→ **WRITTEN REQUEST**
Count every line where "this" shows up, and give that number only.

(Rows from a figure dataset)
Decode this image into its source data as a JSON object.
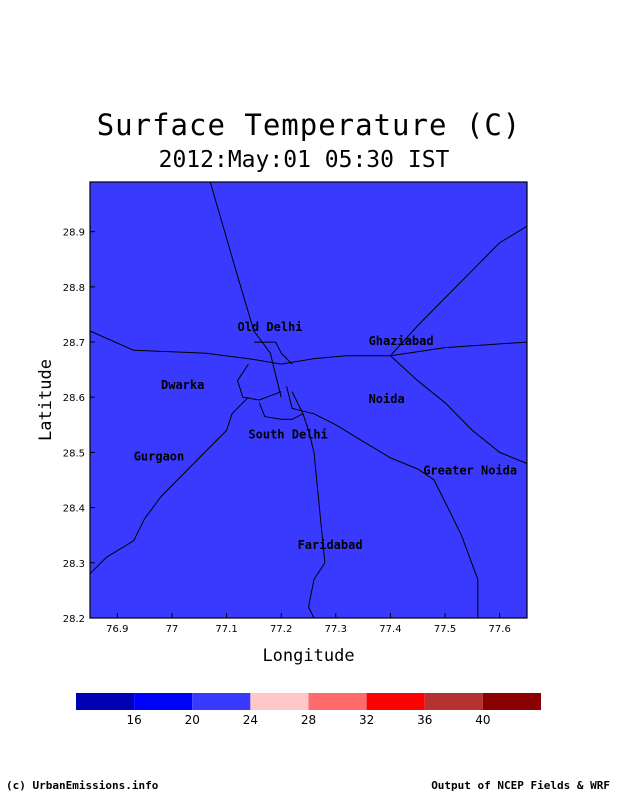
{
  "title": "Surface Temperature (C)",
  "subtitle": "2012:May:01 05:30 IST",
  "map": {
    "field_color": "#3a3aff",
    "x_label": "Longitude",
    "y_label": "Latitude",
    "lon_range": [
      76.85,
      77.65
    ],
    "lat_range": [
      28.2,
      28.99
    ],
    "x_ticks": [
      {
        "value": 76.9,
        "label": "76.9"
      },
      {
        "value": 77.0,
        "label": "77"
      },
      {
        "value": 77.1,
        "label": "77.1"
      },
      {
        "value": 77.2,
        "label": "77.2"
      },
      {
        "value": 77.3,
        "label": "77.3"
      },
      {
        "value": 77.4,
        "label": "77.4"
      },
      {
        "value": 77.5,
        "label": "77.5"
      },
      {
        "value": 77.6,
        "label": "77.6"
      }
    ],
    "y_ticks": [
      {
        "value": 28.2,
        "label": "28.2"
      },
      {
        "value": 28.3,
        "label": "28.3"
      },
      {
        "value": 28.4,
        "label": "28.4"
      },
      {
        "value": 28.5,
        "label": "28.5"
      },
      {
        "value": 28.6,
        "label": "28.6"
      },
      {
        "value": 28.7,
        "label": "28.7"
      },
      {
        "value": 28.8,
        "label": "28.8"
      },
      {
        "value": 28.9,
        "label": "28.9"
      }
    ],
    "cities": [
      {
        "name": "Old Delhi",
        "lon": 77.12,
        "lat": 28.72
      },
      {
        "name": "Ghaziabad",
        "lon": 77.36,
        "lat": 28.695
      },
      {
        "name": "Dwarka",
        "lon": 76.98,
        "lat": 28.615
      },
      {
        "name": "Noida",
        "lon": 77.36,
        "lat": 28.59
      },
      {
        "name": "South Delhi",
        "lon": 77.14,
        "lat": 28.525
      },
      {
        "name": "Gurgaon",
        "lon": 76.93,
        "lat": 28.485
      },
      {
        "name": "Greater Noida",
        "lon": 77.46,
        "lat": 28.46
      },
      {
        "name": "Faridabad",
        "lon": 77.23,
        "lat": 28.325
      }
    ],
    "roads": [
      [
        [
          77.07,
          28.99
        ],
        [
          77.12,
          28.82
        ],
        [
          77.15,
          28.72
        ],
        [
          77.18,
          28.68
        ],
        [
          77.19,
          28.64
        ],
        [
          77.2,
          28.6
        ]
      ],
      [
        [
          76.85,
          28.72
        ],
        [
          76.93,
          28.685
        ],
        [
          77.06,
          28.68
        ],
        [
          77.14,
          28.67
        ],
        [
          77.2,
          28.66
        ]
      ],
      [
        [
          77.15,
          28.7
        ],
        [
          77.19,
          28.7
        ],
        [
          77.2,
          28.68
        ],
        [
          77.22,
          28.66
        ]
      ],
      [
        [
          77.14,
          28.66
        ],
        [
          77.12,
          28.63
        ],
        [
          77.13,
          28.6
        ],
        [
          77.16,
          28.595
        ],
        [
          77.2,
          28.61
        ]
      ],
      [
        [
          77.14,
          28.6
        ],
        [
          77.11,
          28.57
        ],
        [
          77.1,
          28.54
        ],
        [
          77.06,
          28.5
        ],
        [
          77.03,
          28.47
        ],
        [
          77.0,
          28.44
        ],
        [
          76.98,
          28.42
        ],
        [
          76.95,
          28.38
        ],
        [
          76.93,
          28.34
        ],
        [
          76.88,
          28.31
        ],
        [
          76.85,
          28.28
        ]
      ],
      [
        [
          77.16,
          28.59
        ],
        [
          77.17,
          28.565
        ],
        [
          77.2,
          28.56
        ],
        [
          77.22,
          28.56
        ],
        [
          77.24,
          28.57
        ]
      ],
      [
        [
          77.22,
          28.61
        ],
        [
          77.24,
          28.57
        ],
        [
          77.25,
          28.54
        ],
        [
          77.26,
          28.5
        ],
        [
          77.27,
          28.4
        ],
        [
          77.28,
          28.3
        ],
        [
          77.26,
          28.27
        ],
        [
          77.25,
          28.22
        ],
        [
          77.26,
          28.2
        ]
      ],
      [
        [
          77.21,
          28.62
        ],
        [
          77.22,
          28.58
        ],
        [
          77.26,
          28.57
        ],
        [
          77.3,
          28.55
        ],
        [
          77.35,
          28.52
        ],
        [
          77.4,
          28.49
        ],
        [
          77.45,
          28.47
        ],
        [
          77.48,
          28.45
        ],
        [
          77.5,
          28.41
        ],
        [
          77.53,
          28.35
        ],
        [
          77.56,
          28.27
        ],
        [
          77.56,
          28.2
        ]
      ],
      [
        [
          77.2,
          28.66
        ],
        [
          77.26,
          28.67
        ],
        [
          77.32,
          28.675
        ],
        [
          77.4,
          28.675
        ],
        [
          77.5,
          28.69
        ],
        [
          77.65,
          28.7
        ]
      ],
      [
        [
          77.4,
          28.675
        ],
        [
          77.45,
          28.73
        ],
        [
          77.5,
          28.78
        ],
        [
          77.55,
          28.83
        ],
        [
          77.6,
          28.88
        ],
        [
          77.65,
          28.91
        ]
      ],
      [
        [
          77.4,
          28.675
        ],
        [
          77.45,
          28.63
        ],
        [
          77.5,
          28.59
        ],
        [
          77.55,
          28.54
        ],
        [
          77.6,
          28.5
        ],
        [
          77.65,
          28.48
        ]
      ]
    ]
  },
  "colorbar": {
    "colors": [
      "#0000b4",
      "#0000ff",
      "#3a3aff",
      "#ffc8c8",
      "#ff6a6a",
      "#ff0000",
      "#b43232",
      "#8b0000"
    ],
    "tick_labels": [
      "16",
      "20",
      "24",
      "28",
      "32",
      "36",
      "40"
    ]
  },
  "credits": {
    "left": "(c) UrbanEmissions.info",
    "right": "Output of NCEP Fields & WRF"
  }
}
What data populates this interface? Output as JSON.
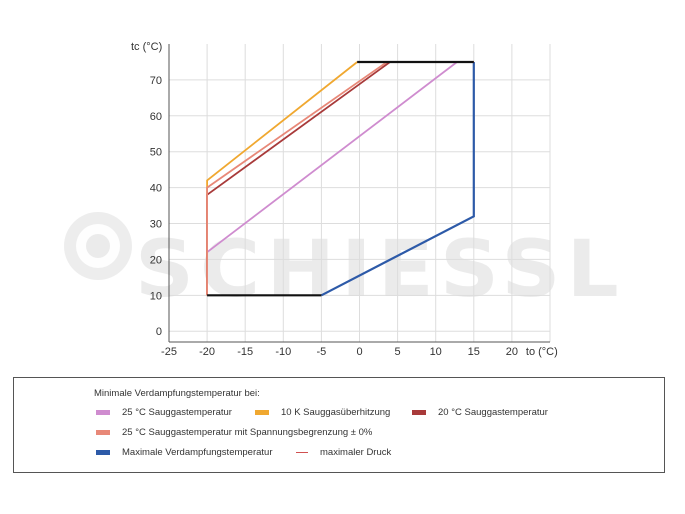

→ **TASK RESPONSE**
2